## Short exercise
Go through the material below and copy each line where the word "pour" appears.

## Records

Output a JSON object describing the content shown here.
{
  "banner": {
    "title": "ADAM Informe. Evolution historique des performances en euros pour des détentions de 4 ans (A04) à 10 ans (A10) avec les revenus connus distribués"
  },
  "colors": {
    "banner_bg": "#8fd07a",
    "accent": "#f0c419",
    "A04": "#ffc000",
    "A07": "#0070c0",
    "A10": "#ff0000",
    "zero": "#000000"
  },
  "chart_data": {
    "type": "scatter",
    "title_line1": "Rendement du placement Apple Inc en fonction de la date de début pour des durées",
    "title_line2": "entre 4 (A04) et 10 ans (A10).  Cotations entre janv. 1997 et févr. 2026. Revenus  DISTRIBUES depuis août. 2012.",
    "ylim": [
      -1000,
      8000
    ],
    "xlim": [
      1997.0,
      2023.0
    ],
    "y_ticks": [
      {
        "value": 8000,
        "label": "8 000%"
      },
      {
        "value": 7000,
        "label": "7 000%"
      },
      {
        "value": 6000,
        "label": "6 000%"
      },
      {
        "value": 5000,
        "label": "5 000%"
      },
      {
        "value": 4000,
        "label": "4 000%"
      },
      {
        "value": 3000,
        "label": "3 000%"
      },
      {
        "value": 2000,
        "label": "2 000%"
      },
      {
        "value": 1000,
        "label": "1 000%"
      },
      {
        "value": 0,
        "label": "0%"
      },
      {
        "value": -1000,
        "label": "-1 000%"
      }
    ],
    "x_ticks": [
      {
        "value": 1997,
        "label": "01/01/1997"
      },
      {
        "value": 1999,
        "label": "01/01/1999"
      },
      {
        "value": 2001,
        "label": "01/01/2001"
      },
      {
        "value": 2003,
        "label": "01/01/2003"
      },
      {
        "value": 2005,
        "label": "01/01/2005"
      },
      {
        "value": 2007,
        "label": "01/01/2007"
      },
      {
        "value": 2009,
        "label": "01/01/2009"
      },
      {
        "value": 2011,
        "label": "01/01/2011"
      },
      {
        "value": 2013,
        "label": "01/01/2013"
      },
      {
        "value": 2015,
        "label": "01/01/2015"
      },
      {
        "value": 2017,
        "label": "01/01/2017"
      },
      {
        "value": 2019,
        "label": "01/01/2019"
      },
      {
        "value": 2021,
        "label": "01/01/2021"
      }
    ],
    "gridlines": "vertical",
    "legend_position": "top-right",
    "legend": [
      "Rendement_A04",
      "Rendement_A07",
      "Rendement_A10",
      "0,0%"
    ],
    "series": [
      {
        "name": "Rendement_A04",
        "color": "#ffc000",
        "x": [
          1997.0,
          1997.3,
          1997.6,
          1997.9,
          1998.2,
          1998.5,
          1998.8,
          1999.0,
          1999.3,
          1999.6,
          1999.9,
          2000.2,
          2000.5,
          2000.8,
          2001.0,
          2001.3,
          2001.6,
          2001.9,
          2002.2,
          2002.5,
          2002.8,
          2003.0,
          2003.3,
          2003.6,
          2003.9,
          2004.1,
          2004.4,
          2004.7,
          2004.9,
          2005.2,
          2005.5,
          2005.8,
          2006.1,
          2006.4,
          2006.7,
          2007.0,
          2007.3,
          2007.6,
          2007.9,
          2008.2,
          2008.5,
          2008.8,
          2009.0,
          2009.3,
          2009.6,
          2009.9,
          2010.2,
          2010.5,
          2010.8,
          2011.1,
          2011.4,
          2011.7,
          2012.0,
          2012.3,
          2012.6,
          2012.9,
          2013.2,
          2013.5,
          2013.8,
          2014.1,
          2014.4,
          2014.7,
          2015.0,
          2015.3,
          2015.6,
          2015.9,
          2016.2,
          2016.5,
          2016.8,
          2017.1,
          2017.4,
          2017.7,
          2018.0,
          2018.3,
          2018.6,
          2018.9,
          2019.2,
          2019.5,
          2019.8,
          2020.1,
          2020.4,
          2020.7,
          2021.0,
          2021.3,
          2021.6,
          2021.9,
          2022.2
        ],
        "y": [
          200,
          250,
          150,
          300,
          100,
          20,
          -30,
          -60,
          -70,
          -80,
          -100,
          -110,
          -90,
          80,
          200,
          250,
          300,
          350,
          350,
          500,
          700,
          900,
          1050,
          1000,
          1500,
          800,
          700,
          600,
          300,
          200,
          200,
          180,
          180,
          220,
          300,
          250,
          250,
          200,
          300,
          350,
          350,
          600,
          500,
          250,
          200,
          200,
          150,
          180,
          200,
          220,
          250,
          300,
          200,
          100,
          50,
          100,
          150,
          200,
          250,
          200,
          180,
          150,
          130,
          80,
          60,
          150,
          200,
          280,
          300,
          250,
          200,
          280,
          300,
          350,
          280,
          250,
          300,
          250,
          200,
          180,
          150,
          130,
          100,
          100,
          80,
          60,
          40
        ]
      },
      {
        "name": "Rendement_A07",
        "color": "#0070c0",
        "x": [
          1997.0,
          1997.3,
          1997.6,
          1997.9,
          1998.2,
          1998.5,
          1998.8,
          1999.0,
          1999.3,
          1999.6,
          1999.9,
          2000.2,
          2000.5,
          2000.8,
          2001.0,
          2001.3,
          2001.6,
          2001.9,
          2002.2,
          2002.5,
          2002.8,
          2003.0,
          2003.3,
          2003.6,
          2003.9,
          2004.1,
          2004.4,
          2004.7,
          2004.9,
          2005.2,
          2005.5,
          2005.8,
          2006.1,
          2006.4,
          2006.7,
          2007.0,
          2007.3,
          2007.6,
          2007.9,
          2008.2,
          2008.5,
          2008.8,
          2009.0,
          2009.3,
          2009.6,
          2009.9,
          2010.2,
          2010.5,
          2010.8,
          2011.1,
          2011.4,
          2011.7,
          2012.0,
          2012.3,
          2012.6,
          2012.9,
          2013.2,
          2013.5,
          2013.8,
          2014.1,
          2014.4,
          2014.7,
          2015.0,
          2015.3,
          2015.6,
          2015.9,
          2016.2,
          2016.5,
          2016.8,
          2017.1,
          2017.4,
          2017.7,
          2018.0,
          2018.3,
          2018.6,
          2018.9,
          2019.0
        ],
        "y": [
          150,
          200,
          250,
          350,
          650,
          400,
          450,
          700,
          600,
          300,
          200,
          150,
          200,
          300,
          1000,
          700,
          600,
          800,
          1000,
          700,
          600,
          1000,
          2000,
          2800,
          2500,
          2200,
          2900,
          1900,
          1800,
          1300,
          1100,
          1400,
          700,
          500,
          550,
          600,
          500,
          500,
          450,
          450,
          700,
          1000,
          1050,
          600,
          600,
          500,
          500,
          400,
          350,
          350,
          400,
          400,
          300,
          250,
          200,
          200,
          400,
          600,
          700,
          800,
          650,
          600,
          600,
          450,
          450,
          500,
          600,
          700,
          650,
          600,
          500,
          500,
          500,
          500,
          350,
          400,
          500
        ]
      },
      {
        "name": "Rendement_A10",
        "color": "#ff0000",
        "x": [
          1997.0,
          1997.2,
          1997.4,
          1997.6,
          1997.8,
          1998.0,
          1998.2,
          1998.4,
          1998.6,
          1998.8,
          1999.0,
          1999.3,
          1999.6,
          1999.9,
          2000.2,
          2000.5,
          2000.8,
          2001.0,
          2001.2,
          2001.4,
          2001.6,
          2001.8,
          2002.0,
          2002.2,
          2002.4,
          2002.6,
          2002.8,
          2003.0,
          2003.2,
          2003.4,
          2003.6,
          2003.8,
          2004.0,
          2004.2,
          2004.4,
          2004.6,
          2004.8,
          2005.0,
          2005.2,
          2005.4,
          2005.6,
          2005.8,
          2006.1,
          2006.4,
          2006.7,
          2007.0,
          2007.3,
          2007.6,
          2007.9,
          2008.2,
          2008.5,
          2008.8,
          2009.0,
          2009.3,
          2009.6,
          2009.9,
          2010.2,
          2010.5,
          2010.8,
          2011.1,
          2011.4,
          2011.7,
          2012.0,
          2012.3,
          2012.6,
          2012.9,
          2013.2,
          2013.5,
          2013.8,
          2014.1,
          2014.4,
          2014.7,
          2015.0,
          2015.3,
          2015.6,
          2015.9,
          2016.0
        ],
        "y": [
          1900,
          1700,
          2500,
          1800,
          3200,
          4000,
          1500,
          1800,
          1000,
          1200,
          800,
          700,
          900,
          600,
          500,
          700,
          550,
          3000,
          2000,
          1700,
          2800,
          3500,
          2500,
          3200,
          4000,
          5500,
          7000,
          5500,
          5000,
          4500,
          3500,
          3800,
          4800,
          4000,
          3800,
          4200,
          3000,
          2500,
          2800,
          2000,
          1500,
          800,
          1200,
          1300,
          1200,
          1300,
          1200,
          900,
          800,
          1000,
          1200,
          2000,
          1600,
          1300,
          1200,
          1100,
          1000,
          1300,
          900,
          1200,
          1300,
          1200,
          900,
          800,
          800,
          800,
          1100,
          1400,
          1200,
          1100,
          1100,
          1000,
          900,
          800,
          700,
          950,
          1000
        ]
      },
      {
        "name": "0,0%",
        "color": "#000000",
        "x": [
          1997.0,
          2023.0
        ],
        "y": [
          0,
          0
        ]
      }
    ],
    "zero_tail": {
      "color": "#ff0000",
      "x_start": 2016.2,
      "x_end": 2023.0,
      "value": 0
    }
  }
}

## Exercise solution
    "title": "ADAM Informe. Evolution historique des performances en euros pour des détentions de 4 ans (A04) à 10 ans (A10) avec les revenus connus distribués"
    "title_line1": "Rendement du placement Apple Inc en fonction de la date de début pour des durées",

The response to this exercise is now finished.